>> START Dataset records
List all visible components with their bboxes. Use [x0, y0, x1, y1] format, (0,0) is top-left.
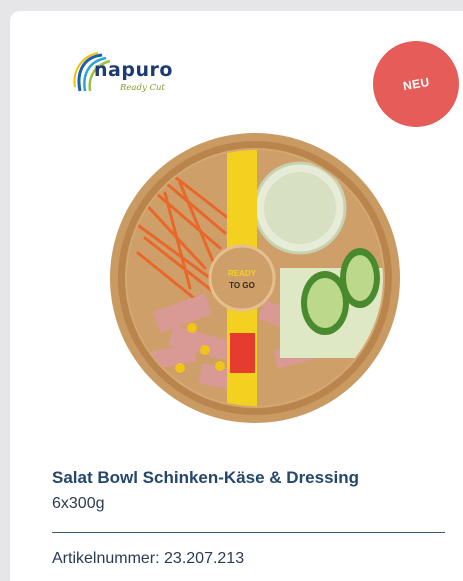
brand-tagline: Ready Cut [120, 83, 165, 93]
brand-name: napuro [94, 59, 173, 81]
product-title[interactable]: Salat Bowl Schinken-Käse & Dressing [52, 468, 359, 488]
new-badge-label: NEU [401, 74, 431, 94]
band-togo-text: TO GO [229, 281, 255, 290]
band-ready-text: READY [228, 269, 257, 278]
product-quantity: 6x300g [52, 495, 105, 512]
new-badge: NEU [373, 41, 459, 127]
product-image[interactable]: READY TO GO [110, 128, 400, 428]
product-card[interactable]: napuro Ready Cut NEU READY TO GO Salat B… [10, 11, 463, 581]
article-number: Artikelnummer: 23.207.213 [52, 550, 245, 567]
salad-bowl-image: READY TO GO [110, 133, 400, 423]
napuro-logo: napuro Ready Cut [72, 51, 192, 101]
divider [52, 532, 445, 533]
>> END Dataset records
(Task instructions) How many of the lines above contain the string "image"? Case must match. Reply with the number only.

(Exercise answer) 2